Items from a data source:

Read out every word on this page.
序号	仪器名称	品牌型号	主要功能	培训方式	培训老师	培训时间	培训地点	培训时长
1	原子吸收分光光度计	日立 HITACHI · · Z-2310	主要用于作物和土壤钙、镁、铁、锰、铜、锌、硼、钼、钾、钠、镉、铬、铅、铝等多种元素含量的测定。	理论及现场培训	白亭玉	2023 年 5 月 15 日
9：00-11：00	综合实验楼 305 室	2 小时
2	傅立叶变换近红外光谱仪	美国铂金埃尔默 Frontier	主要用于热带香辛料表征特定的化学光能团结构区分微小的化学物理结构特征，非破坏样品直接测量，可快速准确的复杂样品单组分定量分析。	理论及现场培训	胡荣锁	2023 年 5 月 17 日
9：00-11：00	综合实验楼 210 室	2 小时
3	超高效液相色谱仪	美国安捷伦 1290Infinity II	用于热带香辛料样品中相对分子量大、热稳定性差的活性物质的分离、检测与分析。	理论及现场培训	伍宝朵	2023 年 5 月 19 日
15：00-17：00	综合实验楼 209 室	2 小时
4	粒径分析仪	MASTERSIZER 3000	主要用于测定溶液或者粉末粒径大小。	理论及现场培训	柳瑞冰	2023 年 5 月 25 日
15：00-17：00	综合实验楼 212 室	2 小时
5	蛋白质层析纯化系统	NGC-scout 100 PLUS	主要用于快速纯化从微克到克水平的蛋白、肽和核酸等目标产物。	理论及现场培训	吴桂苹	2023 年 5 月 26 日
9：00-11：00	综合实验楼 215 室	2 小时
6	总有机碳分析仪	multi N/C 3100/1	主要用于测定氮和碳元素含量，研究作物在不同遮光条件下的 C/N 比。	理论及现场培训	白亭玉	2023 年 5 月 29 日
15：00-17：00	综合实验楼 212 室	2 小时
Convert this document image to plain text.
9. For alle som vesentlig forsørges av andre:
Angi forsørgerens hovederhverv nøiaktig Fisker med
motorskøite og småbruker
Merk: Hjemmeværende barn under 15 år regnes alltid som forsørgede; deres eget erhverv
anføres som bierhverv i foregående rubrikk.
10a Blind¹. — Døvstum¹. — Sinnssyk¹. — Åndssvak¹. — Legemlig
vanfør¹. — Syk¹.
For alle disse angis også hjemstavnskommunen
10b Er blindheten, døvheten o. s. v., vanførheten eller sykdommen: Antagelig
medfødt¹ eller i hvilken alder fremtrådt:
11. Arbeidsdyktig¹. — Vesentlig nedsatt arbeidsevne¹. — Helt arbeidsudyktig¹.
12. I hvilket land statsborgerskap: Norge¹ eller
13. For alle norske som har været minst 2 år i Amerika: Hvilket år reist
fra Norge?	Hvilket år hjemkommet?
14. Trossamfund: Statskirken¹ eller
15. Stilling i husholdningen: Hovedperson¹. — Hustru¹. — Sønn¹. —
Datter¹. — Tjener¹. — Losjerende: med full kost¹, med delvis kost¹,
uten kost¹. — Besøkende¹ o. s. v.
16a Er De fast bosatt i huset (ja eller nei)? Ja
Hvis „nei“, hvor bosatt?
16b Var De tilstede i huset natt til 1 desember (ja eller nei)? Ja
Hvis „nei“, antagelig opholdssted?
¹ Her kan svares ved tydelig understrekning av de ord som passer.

→ To be done
Scan the material above. Copy each line that holds the word "this".

→ Correct response
Read out every word on this page.
Convert this document image to plain text.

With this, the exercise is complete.